## Start
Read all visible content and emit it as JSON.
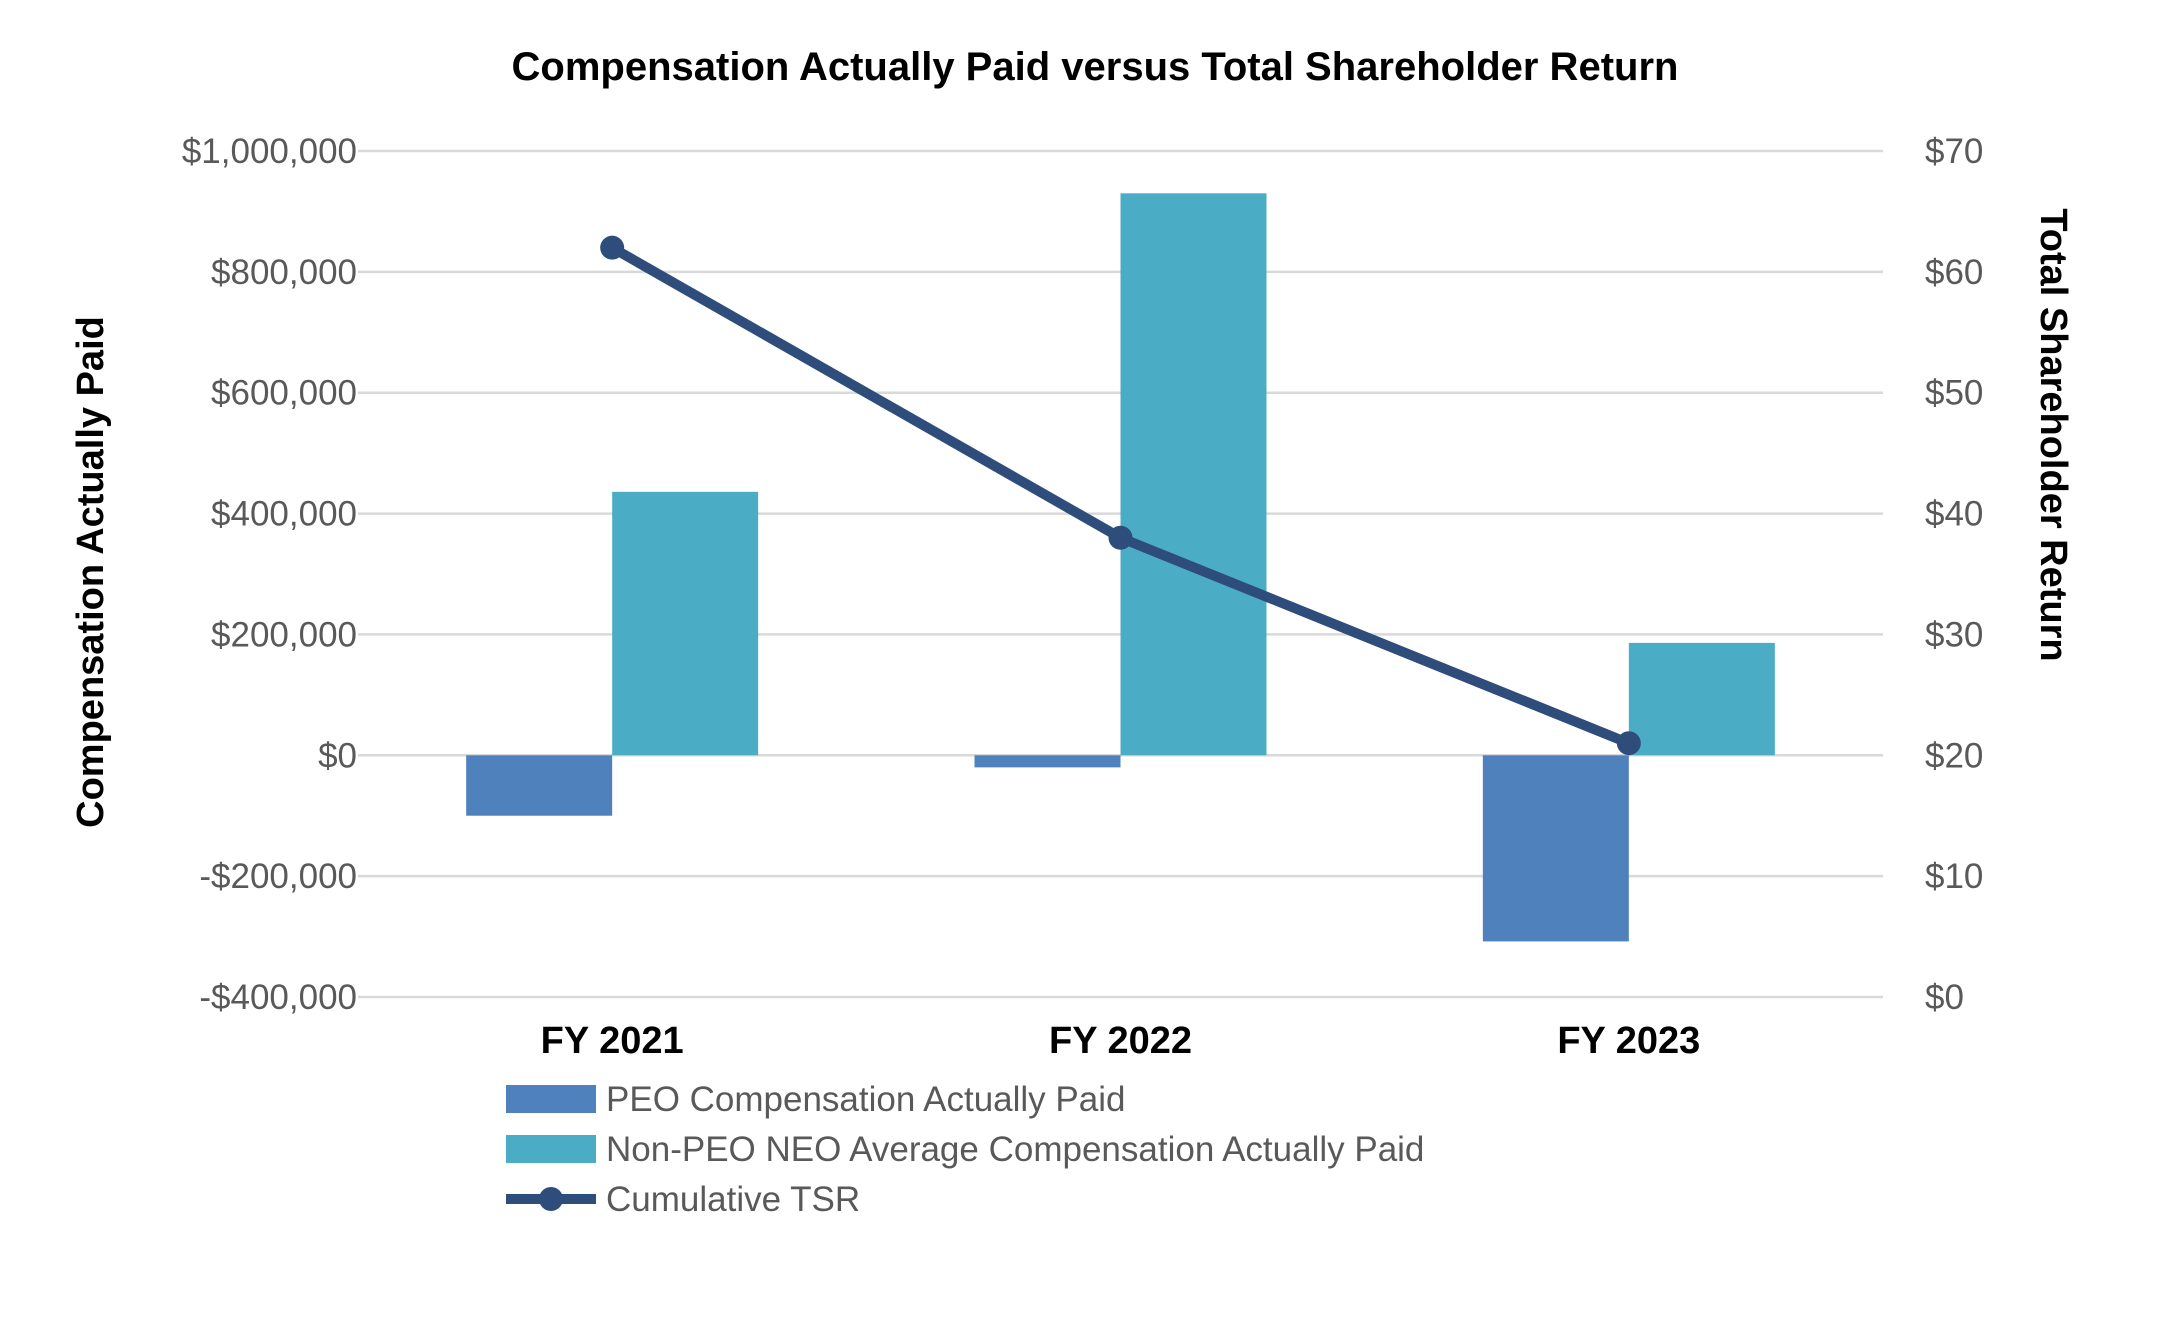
{
  "chart_data": {
    "type": "bar",
    "title": "Compensation Actually Paid versus Total Shareholder Return",
    "categories": [
      "FY 2021",
      "FY 2022",
      "FY 2023"
    ],
    "ylabel": "Compensation Actually Paid",
    "y2label": "Total Shareholder Return",
    "ylim": [
      -400000,
      1000000
    ],
    "y2lim": [
      0,
      70
    ],
    "yticks": [
      -400000,
      -200000,
      0,
      200000,
      400000,
      600000,
      800000,
      1000000
    ],
    "yticklabels": [
      "-$400,000",
      "-$200,000",
      "$0",
      "$200,000",
      "$400,000",
      "$600,000",
      "$800,000",
      "$1,000,000"
    ],
    "y2ticks": [
      0,
      10,
      20,
      30,
      40,
      50,
      60,
      70
    ],
    "y2ticklabels": [
      "$0",
      "$10",
      "$20",
      "$30",
      "$40",
      "$50",
      "$60",
      "$70"
    ],
    "grid": true,
    "legend_position": "bottom",
    "series": [
      {
        "name": "PEO Compensation Actually Paid",
        "type": "bar",
        "axis": "left",
        "color": "#4f81bd",
        "values": [
          -100000,
          -20000,
          -308000
        ]
      },
      {
        "name": "Non-PEO NEO Average Compensation Actually Paid",
        "type": "bar",
        "axis": "left",
        "color": "#4bacc6",
        "values": [
          436000,
          930000,
          186000
        ]
      },
      {
        "name": "Cumulative TSR",
        "type": "line",
        "axis": "right",
        "color": "#2e4d7b",
        "values": [
          62,
          38,
          21
        ]
      }
    ]
  }
}
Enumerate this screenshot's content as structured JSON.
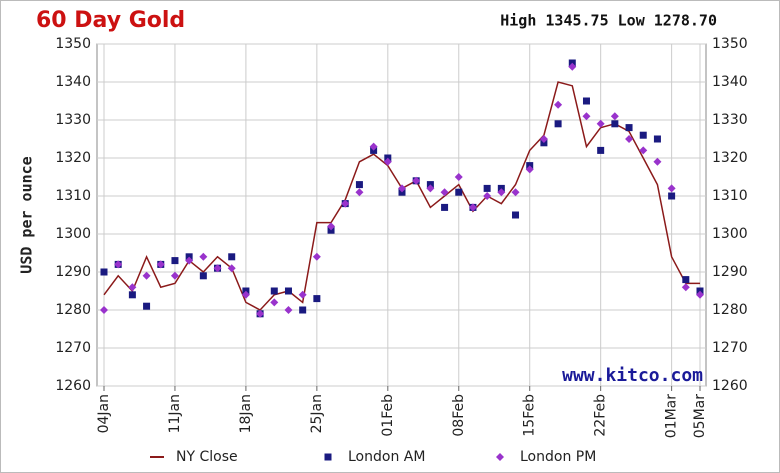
{
  "chart_data": {
    "type": "line",
    "title": "60 Day Gold",
    "subtitle": "High 1345.75 Low 1278.70",
    "annotation": "www.kitco.com",
    "ylabel": "USD per ounce",
    "categories": [
      "04Jan",
      null,
      null,
      null,
      null,
      "11Jan",
      null,
      null,
      null,
      null,
      "18Jan",
      null,
      null,
      null,
      null,
      "25Jan",
      null,
      null,
      null,
      null,
      "01Feb",
      null,
      null,
      null,
      null,
      "08Feb",
      null,
      null,
      null,
      null,
      "15Feb",
      null,
      null,
      null,
      null,
      "22Feb",
      null,
      null,
      null,
      null,
      "01Mar",
      null,
      "05Mar"
    ],
    "series": [
      {
        "name": "NY Close",
        "color": "#8b1a1a",
        "style": "line",
        "values": [
          1284,
          1289,
          1285,
          1294,
          1286,
          1287,
          1293,
          1290,
          1294,
          1291,
          1282,
          1280,
          1284,
          1285,
          1282,
          1303,
          1303,
          1309,
          1319,
          1321,
          1318,
          1312,
          1314,
          1307,
          1310,
          1313,
          1306,
          1310,
          1308,
          1313,
          1322,
          1326,
          1340,
          1339,
          1323,
          1328,
          1329,
          1327,
          1320,
          1313,
          1294,
          1287,
          1287
        ]
      },
      {
        "name": "London AM",
        "color": "#1a1a80",
        "style": "square",
        "values": [
          1290,
          1292,
          1284,
          1281,
          1292,
          1293,
          1294,
          1289,
          1291,
          1294,
          1285,
          1279,
          1285,
          1285,
          1280,
          1283,
          1301,
          1308,
          1313,
          1322,
          1320,
          1311,
          1314,
          1313,
          1307,
          1311,
          1307,
          1312,
          1312,
          1305,
          1318,
          1324,
          1329,
          1345,
          1335,
          1322,
          1329,
          1328,
          1326,
          1325,
          1310,
          1288,
          1285
        ]
      },
      {
        "name": "London PM",
        "color": "#9933cc",
        "style": "diamond",
        "values": [
          1280,
          1292,
          1286,
          1289,
          1292,
          1289,
          1293,
          1294,
          1291,
          1291,
          1284,
          1279,
          1282,
          1280,
          1284,
          1294,
          1302,
          1308,
          1311,
          1323,
          1319,
          1312,
          1314,
          1312,
          1311,
          1315,
          1307,
          1310,
          1311,
          1311,
          1317,
          1325,
          1334,
          1344,
          1331,
          1329,
          1331,
          1325,
          1322,
          1319,
          1312,
          1286,
          1284
        ]
      }
    ],
    "ylim": [
      1260,
      1350
    ],
    "yticks": [
      1260,
      1270,
      1280,
      1290,
      1300,
      1310,
      1320,
      1330,
      1340,
      1350
    ],
    "grid": true
  }
}
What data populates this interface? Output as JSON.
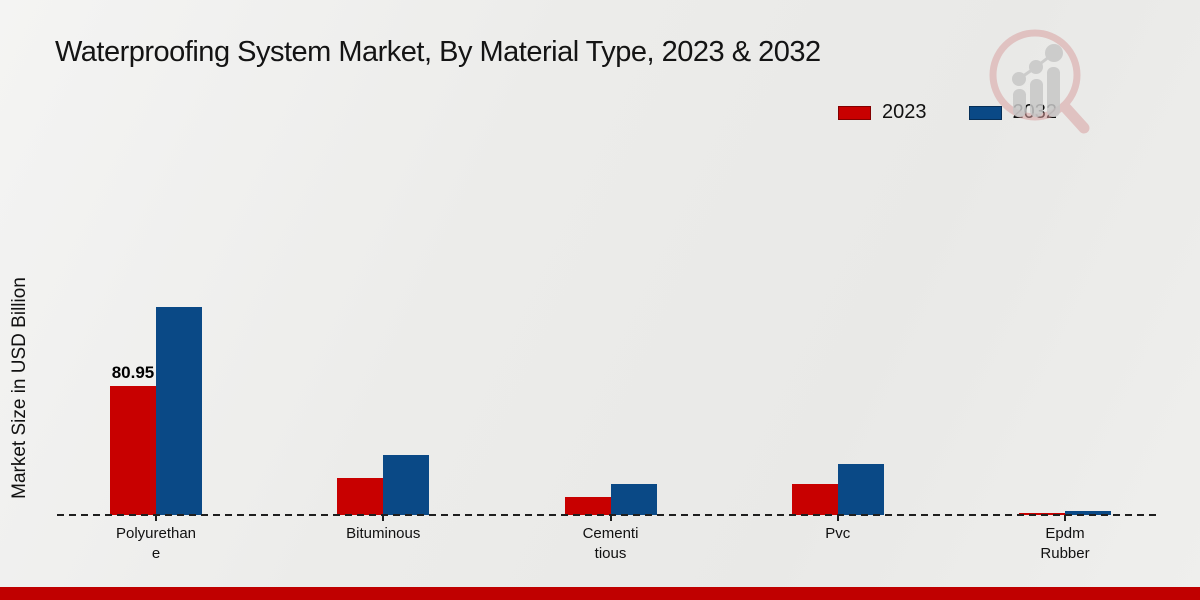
{
  "title": "Waterproofing System Market, By Material Type, 2023 & 2032",
  "y_axis_label": "Market Size in USD Billion",
  "legend": {
    "items": [
      {
        "label": "2023",
        "color": "#c80000"
      },
      {
        "label": "2032",
        "color": "#0a4986"
      }
    ]
  },
  "colors": {
    "series_2023": "#c80000",
    "series_2032": "#0a4986",
    "axis": "#1f1f1f",
    "footer_band": "#c00000",
    "background": "#ececea"
  },
  "watermark_icon": "market-research-magnifier-chart-logo",
  "chart_data": {
    "type": "bar",
    "title": "Waterproofing System Market, By Material Type, 2023 & 2032",
    "xlabel": "",
    "ylabel": "Market Size in USD Billion",
    "categories": [
      "Polyurethane",
      "Bituminous",
      "Cementitious",
      "Pvc",
      "Epdm Rubber"
    ],
    "category_label_lines": [
      [
        "Polyurethan",
        "e"
      ],
      [
        "Bituminous"
      ],
      [
        "Cementi",
        "tious"
      ],
      [
        "Pvc"
      ],
      [
        "Epdm",
        "Rubber"
      ]
    ],
    "series": [
      {
        "name": "2023",
        "color": "#c80000",
        "values": [
          80.95,
          23.2,
          11.3,
          19.5,
          1.3
        ],
        "data_labels": [
          "80.95",
          "",
          "",
          "",
          ""
        ]
      },
      {
        "name": "2032",
        "color": "#0a4986",
        "values": [
          130.5,
          37.6,
          19.5,
          32.1,
          2.5
        ],
        "data_labels": [
          "",
          "",
          "",
          "",
          ""
        ]
      }
    ],
    "ylim": [
      0,
      140
    ],
    "grid": false,
    "legend_position": "top-right",
    "baseline_style": "dashed"
  }
}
## End
- [SET TASK]:
Leave out the pictures and print every line of the data exactly.

- [EXPECTED ANSWER]:
Read all visible content and emit it as JSON.
{
  "chart_data": {
    "type": "bar",
    "title": "Compensation Actually Paid versus Total Shareholder Return",
    "categories": [
      "FY 2021",
      "FY 2022",
      "FY 2023"
    ],
    "ylabel": "Compensation Actually Paid",
    "y2label": "Total Shareholder Return",
    "ylim": [
      -400000,
      1000000
    ],
    "y2lim": [
      0,
      70
    ],
    "yticks": [
      -400000,
      -200000,
      0,
      200000,
      400000,
      600000,
      800000,
      1000000
    ],
    "yticklabels": [
      "-$400,000",
      "-$200,000",
      "$0",
      "$200,000",
      "$400,000",
      "$600,000",
      "$800,000",
      "$1,000,000"
    ],
    "y2ticks": [
      0,
      10,
      20,
      30,
      40,
      50,
      60,
      70
    ],
    "y2ticklabels": [
      "$0",
      "$10",
      "$20",
      "$30",
      "$40",
      "$50",
      "$60",
      "$70"
    ],
    "grid": true,
    "legend_position": "bottom",
    "series": [
      {
        "name": "PEO Compensation Actually Paid",
        "type": "bar",
        "axis": "left",
        "color": "#4f81bd",
        "values": [
          -100000,
          -20000,
          -308000
        ]
      },
      {
        "name": "Non-PEO NEO Average Compensation Actually Paid",
        "type": "bar",
        "axis": "left",
        "color": "#4bacc6",
        "values": [
          436000,
          930000,
          186000
        ]
      },
      {
        "name": "Cumulative TSR",
        "type": "line",
        "axis": "right",
        "color": "#2e4d7b",
        "values": [
          62,
          38,
          21
        ]
      }
    ]
  }
}
Enumerate this screenshot's content as structured JSON.
{
  "chart_data": {
    "type": "line",
    "title": "60 Day Gold",
    "subtitle": "High 1345.75 Low 1278.70",
    "annotation": "www.kitco.com",
    "ylabel": "USD per ounce",
    "categories": [
      "04Jan",
      null,
      null,
      null,
      null,
      "11Jan",
      null,
      null,
      null,
      null,
      "18Jan",
      null,
      null,
      null,
      null,
      "25Jan",
      null,
      null,
      null,
      null,
      "01Feb",
      null,
      null,
      null,
      null,
      "08Feb",
      null,
      null,
      null,
      null,
      "15Feb",
      null,
      null,
      null,
      null,
      "22Feb",
      null,
      null,
      null,
      null,
      "01Mar",
      null,
      "05Mar"
    ],
    "series": [
      {
        "name": "NY Close",
        "color": "#8b1a1a",
        "style": "line",
        "values": [
          1284,
          1289,
          1285,
          1294,
          1286,
          1287,
          1293,
          1290,
          1294,
          1291,
          1282,
          1280,
          1284,
          1285,
          1282,
          1303,
          1303,
          1309,
          1319,
          1321,
          1318,
          1312,
          1314,
          1307,
          1310,
          1313,
          1306,
          1310,
          1308,
          1313,
          1322,
          1326,
          1340,
          1339,
          1323,
          1328,
          1329,
          1327,
          1320,
          1313,
          1294,
          1287,
          1287
        ]
      },
      {
        "name": "London AM",
        "color": "#1a1a80",
        "style": "square",
        "values": [
          1290,
          1292,
          1284,
          1281,
          1292,
          1293,
          1294,
          1289,
          1291,
          1294,
          1285,
          1279,
          1285,
          1285,
          1280,
          1283,
          1301,
          1308,
          1313,
          1322,
          1320,
          1311,
          1314,
          1313,
          1307,
          1311,
          1307,
          1312,
          1312,
          1305,
          1318,
          1324,
          1329,
          1345,
          1335,
          1322,
          1329,
          1328,
          1326,
          1325,
          1310,
          1288,
          1285
        ]
      },
      {
        "name": "London PM",
        "color": "#9933cc",
        "style": "diamond",
        "values": [
          1280,
          1292,
          1286,
          1289,
          1292,
          1289,
          1293,
          1294,
          1291,
          1291,
          1284,
          1279,
          1282,
          1280,
          1284,
          1294,
          1302,
          1308,
          1311,
          1323,
          1319,
          1312,
          1314,
          1312,
          1311,
          1315,
          1307,
          1310,
          1311,
          1311,
          1317,
          1325,
          1334,
          1344,
          1331,
          1329,
          1331,
          1325,
          1322,
          1319,
          1312,
          1286,
          1284
        ]
      }
    ],
    "ylim": [
      1260,
      1350
    ],
    "yticks": [
      1260,
      1270,
      1280,
      1290,
      1300,
      1310,
      1320,
      1330,
      1340,
      1350
    ],
    "grid": true
  }
}
What data populates this interface? Output as JSON.
{
  "title": "Waterproofing System Market, By Material Type, 2023 & 2032",
  "y_axis_label": "Market Size in USD Billion",
  "legend": {
    "items": [
      {
        "label": "2023",
        "color": "#c80000"
      },
      {
        "label": "2032",
        "color": "#0a4986"
      }
    ]
  },
  "colors": {
    "series_2023": "#c80000",
    "series_2032": "#0a4986",
    "axis": "#1f1f1f",
    "footer_band": "#c00000",
    "background": "#ececea"
  },
  "watermark_icon": "market-research-magnifier-chart-logo",
  "chart_data": {
    "type": "bar",
    "title": "Waterproofing System Market, By Material Type, 2023 & 2032",
    "xlabel": "",
    "ylabel": "Market Size in USD Billion",
    "categories": [
      "Polyurethane",
      "Bituminous",
      "Cementitious",
      "Pvc",
      "Epdm Rubber"
    ],
    "category_label_lines": [
      [
        "Polyurethan",
        "e"
      ],
      [
        "Bituminous"
      ],
      [
        "Cementi",
        "tious"
      ],
      [
        "Pvc"
      ],
      [
        "Epdm",
        "Rubber"
      ]
    ],
    "series": [
      {
        "name": "2023",
        "color": "#c80000",
        "values": [
          80.95,
          23.2,
          11.3,
          19.5,
          1.3
        ],
        "data_labels": [
          "80.95",
          "",
          "",
          "",
          ""
        ]
      },
      {
        "name": "2032",
        "color": "#0a4986",
        "values": [
          130.5,
          37.6,
          19.5,
          32.1,
          2.5
        ],
        "data_labels": [
          "",
          "",
          "",
          "",
          ""
        ]
      }
    ],
    "ylim": [
      0,
      140
    ],
    "grid": false,
    "legend_position": "top-right",
    "baseline_style": "dashed"
  }
}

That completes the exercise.